[Dataset items]
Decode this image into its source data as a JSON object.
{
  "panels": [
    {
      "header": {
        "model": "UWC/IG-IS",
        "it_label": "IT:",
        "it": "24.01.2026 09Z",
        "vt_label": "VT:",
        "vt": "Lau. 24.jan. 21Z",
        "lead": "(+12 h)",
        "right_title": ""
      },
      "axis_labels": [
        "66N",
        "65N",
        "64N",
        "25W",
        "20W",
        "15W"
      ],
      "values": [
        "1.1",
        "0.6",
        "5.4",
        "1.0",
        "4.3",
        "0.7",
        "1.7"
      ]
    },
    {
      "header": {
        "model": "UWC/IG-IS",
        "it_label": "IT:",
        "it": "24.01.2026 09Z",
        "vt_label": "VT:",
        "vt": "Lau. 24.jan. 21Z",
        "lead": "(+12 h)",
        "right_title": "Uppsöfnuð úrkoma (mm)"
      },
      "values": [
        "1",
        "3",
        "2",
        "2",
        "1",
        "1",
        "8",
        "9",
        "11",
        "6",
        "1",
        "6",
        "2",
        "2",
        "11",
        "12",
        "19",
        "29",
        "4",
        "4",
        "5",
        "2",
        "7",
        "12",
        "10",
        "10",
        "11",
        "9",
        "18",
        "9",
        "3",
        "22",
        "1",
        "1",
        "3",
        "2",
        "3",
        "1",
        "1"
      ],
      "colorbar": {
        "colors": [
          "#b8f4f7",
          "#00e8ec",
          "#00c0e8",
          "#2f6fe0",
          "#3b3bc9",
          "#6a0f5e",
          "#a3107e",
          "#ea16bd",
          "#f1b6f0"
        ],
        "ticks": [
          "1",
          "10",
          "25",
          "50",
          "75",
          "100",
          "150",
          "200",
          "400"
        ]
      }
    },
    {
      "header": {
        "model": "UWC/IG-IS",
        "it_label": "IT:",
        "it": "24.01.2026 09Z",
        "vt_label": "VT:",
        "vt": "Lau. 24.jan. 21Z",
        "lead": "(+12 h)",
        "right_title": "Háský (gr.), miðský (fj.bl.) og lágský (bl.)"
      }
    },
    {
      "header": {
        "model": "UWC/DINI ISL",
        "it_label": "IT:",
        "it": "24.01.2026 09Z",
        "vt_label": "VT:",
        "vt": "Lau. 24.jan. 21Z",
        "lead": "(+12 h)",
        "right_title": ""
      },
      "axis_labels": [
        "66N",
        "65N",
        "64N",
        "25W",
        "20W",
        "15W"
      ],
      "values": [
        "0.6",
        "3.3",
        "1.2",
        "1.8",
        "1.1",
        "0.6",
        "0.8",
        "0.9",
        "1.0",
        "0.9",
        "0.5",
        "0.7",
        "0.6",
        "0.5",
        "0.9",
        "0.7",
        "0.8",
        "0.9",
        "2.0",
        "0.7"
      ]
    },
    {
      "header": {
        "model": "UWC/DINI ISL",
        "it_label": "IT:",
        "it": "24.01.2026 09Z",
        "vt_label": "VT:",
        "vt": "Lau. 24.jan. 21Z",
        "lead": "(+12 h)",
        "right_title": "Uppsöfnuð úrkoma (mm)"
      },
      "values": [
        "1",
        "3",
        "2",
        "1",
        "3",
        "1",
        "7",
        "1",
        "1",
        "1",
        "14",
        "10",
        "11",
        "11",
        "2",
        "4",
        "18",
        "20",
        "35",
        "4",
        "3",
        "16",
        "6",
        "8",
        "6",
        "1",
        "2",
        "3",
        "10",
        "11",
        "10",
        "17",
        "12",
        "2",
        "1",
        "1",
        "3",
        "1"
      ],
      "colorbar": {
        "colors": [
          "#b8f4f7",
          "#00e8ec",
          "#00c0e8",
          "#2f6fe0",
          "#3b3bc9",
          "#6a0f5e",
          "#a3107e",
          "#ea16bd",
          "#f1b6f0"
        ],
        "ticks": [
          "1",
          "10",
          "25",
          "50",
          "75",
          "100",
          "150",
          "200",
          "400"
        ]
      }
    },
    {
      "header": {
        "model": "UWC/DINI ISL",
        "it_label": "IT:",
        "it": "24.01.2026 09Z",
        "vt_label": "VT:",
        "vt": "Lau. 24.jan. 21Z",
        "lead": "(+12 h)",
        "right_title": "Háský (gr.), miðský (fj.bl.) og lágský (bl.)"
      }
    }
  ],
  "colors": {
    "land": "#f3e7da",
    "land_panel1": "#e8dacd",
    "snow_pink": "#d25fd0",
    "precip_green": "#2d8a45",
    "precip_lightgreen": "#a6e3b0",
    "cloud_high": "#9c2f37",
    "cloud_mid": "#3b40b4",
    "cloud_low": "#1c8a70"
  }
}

• **Instructions to follow**
Return the material in full, exactly as shown.

• **The answer**
Decode this image into its source data as a JSON object.
{
  "panels": [
    {
      "header": {
        "model": "UWC/IG-IS",
        "it_label": "IT:",
        "it": "24.01.2026 09Z",
        "vt_label": "VT:",
        "vt": "Lau. 24.jan. 21Z",
        "lead": "(+12 h)",
        "right_title": ""
      },
      "axis_labels": [
        "66N",
        "65N",
        "64N",
        "25W",
        "20W",
        "15W"
      ],
      "values": [
        "1.1",
        "0.6",
        "5.4",
        "1.0",
        "4.3",
        "0.7",
        "1.7"
      ]
    },
    {
      "header": {
        "model": "UWC/IG-IS",
        "it_label": "IT:",
        "it": "24.01.2026 09Z",
        "vt_label": "VT:",
        "vt": "Lau. 24.jan. 21Z",
        "lead": "(+12 h)",
        "right_title": "Uppsöfnuð úrkoma (mm)"
      },
      "values": [
        "1",
        "3",
        "2",
        "2",
        "1",
        "1",
        "8",
        "9",
        "11",
        "6",
        "1",
        "6",
        "2",
        "2",
        "11",
        "12",
        "19",
        "29",
        "4",
        "4",
        "5",
        "2",
        "7",
        "12",
        "10",
        "10",
        "11",
        "9",
        "18",
        "9",
        "3",
        "22",
        "1",
        "1",
        "3",
        "2",
        "3",
        "1",
        "1"
      ],
      "colorbar": {
        "colors": [
          "#b8f4f7",
          "#00e8ec",
          "#00c0e8",
          "#2f6fe0",
          "#3b3bc9",
          "#6a0f5e",
          "#a3107e",
          "#ea16bd",
          "#f1b6f0"
        ],
        "ticks": [
          "1",
          "10",
          "25",
          "50",
          "75",
          "100",
          "150",
          "200",
          "400"
        ]
      }
    },
    {
      "header": {
        "model": "UWC/IG-IS",
        "it_label": "IT:",
        "it": "24.01.2026 09Z",
        "vt_label": "VT:",
        "vt": "Lau. 24.jan. 21Z",
        "lead": "(+12 h)",
        "right_title": "Háský (gr.), miðský (fj.bl.) og lágský (bl.)"
      }
    },
    {
      "header": {
        "model": "UWC/DINI ISL",
        "it_label": "IT:",
        "it": "24.01.2026 09Z",
        "vt_label": "VT:",
        "vt": "Lau. 24.jan. 21Z",
        "lead": "(+12 h)",
        "right_title": ""
      },
      "axis_labels": [
        "66N",
        "65N",
        "64N",
        "25W",
        "20W",
        "15W"
      ],
      "values": [
        "0.6",
        "3.3",
        "1.2",
        "1.8",
        "1.1",
        "0.6",
        "0.8",
        "0.9",
        "1.0",
        "0.9",
        "0.5",
        "0.7",
        "0.6",
        "0.5",
        "0.9",
        "0.7",
        "0.8",
        "0.9",
        "2.0",
        "0.7"
      ]
    },
    {
      "header": {
        "model": "UWC/DINI ISL",
        "it_label": "IT:",
        "it": "24.01.2026 09Z",
        "vt_label": "VT:",
        "vt": "Lau. 24.jan. 21Z",
        "lead": "(+12 h)",
        "right_title": "Uppsöfnuð úrkoma (mm)"
      },
      "values": [
        "1",
        "3",
        "2",
        "1",
        "3",
        "1",
        "7",
        "1",
        "1",
        "1",
        "14",
        "10",
        "11",
        "11",
        "2",
        "4",
        "18",
        "20",
        "35",
        "4",
        "3",
        "16",
        "6",
        "8",
        "6",
        "1",
        "2",
        "3",
        "10",
        "11",
        "10",
        "17",
        "12",
        "2",
        "1",
        "1",
        "3",
        "1"
      ],
      "colorbar": {
        "colors": [
          "#b8f4f7",
          "#00e8ec",
          "#00c0e8",
          "#2f6fe0",
          "#3b3bc9",
          "#6a0f5e",
          "#a3107e",
          "#ea16bd",
          "#f1b6f0"
        ],
        "ticks": [
          "1",
          "10",
          "25",
          "50",
          "75",
          "100",
          "150",
          "200",
          "400"
        ]
      }
    },
    {
      "header": {
        "model": "UWC/DINI ISL",
        "it_label": "IT:",
        "it": "24.01.2026 09Z",
        "vt_label": "VT:",
        "vt": "Lau. 24.jan. 21Z",
        "lead": "(+12 h)",
        "right_title": "Háský (gr.), miðský (fj.bl.) og lágský (bl.)"
      }
    }
  ],
  "colors": {
    "land": "#f3e7da",
    "land_panel1": "#e8dacd",
    "snow_pink": "#d25fd0",
    "precip_green": "#2d8a45",
    "precip_lightgreen": "#a6e3b0",
    "cloud_high": "#9c2f37",
    "cloud_mid": "#3b40b4",
    "cloud_low": "#1c8a70"
  }
}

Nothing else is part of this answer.